Extracted material =>
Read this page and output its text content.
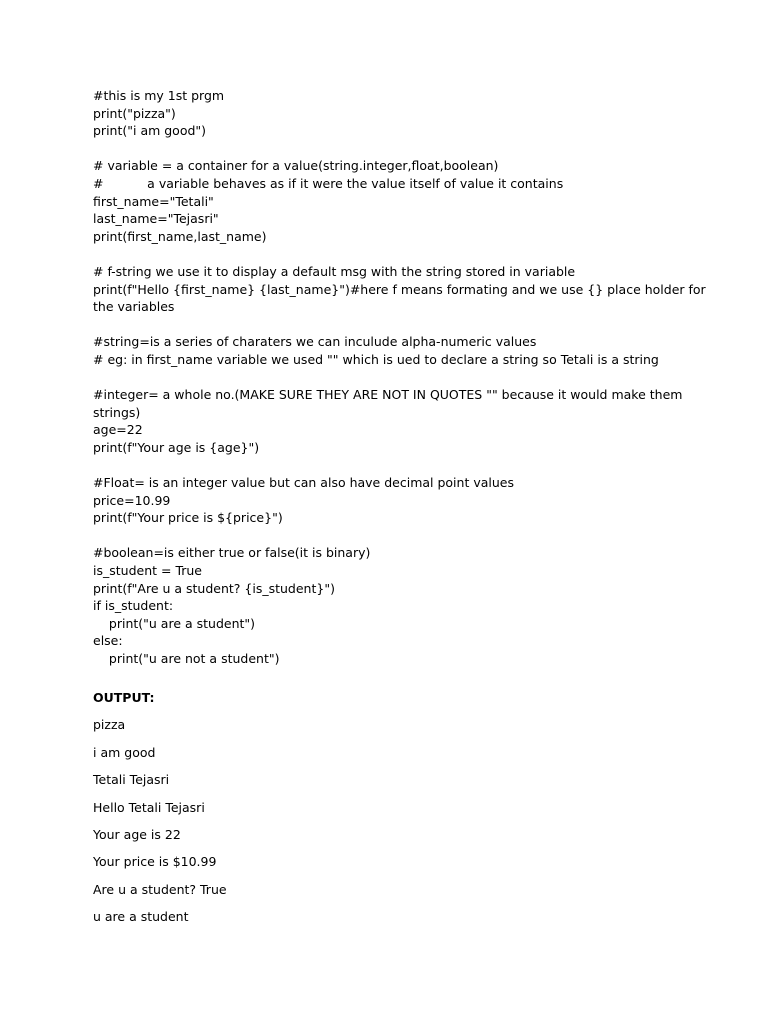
#this is my 1st prgm
print("pizza")
print("i am good")
# variable = a container for a value(string.integer,float,boolean)
#           a variable behaves as if it were the value itself of value it contains
first_name="Tetali"
last_name="Tejasri"
print(first_name,last_name)
# f-string we use it to display a default msg with the string stored in variable
print(f"Hello {first_name} {last_name}")#here f means formating and we use {} place holder for the variables
#string=is a series of charaters we can inculude alpha-numeric values
# eg: in first_name variable we used "" which is ued to declare a string so Tetali is a string
#integer= a whole no.(MAKE SURE THEY ARE NOT IN QUOTES "" because it would make them strings)
age=22
print(f"Your age is {age}")
#Float= is an integer value but can also have decimal point values
price=10.99
print(f"Your price is ${price}")
#boolean=is either true or false(it is binary)
is_student = True
print(f"Are u a student? {is_student}")
if is_student:
print("u are a student")
else:
print("u are not a student")
OUTPUT:
pizza
i am good
Tetali Tejasri
Hello Tetali Tejasri
Your age is 22
Your price is $10.99
Are u a student? True
u are a student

Exercise => Return each line exactly as written. Any picture gets left out.

Answer below =>
Read this page and output its text content.
#this is my 1st prgm
print("pizza")
print("i am good")
# variable = a container for a value(string.integer,float,boolean)
#           a variable behaves as if it were the value itself of value it contains
first_name="Tetali"
last_name="Tejasri"
print(first_name,last_name)
# f-string we use it to display a default msg with the string stored in variable
print(f"Hello {first_name} {last_name}")#here f means formating and we use {} place holder for the variables
#string=is a series of charaters we can inculude alpha-numeric values
# eg: in first_name variable we used "" which is ued to declare a string so Tetali is a string
#integer= a whole no.(MAKE SURE THEY ARE NOT IN QUOTES "" because it would make them strings)
age=22
print(f"Your age is {age}")
#Float= is an integer value but can also have decimal point values
price=10.99
print(f"Your price is ${price}")
#boolean=is either true or false(it is binary)
is_student = True
print(f"Are u a student? {is_student}")
if is_student:
print("u are a student")
else:
print("u are not a student")
OUTPUT:
pizza
i am good
Tetali Tejasri
Hello Tetali Tejasri
Your age is 22
Your price is $10.99
Are u a student? True
u are a student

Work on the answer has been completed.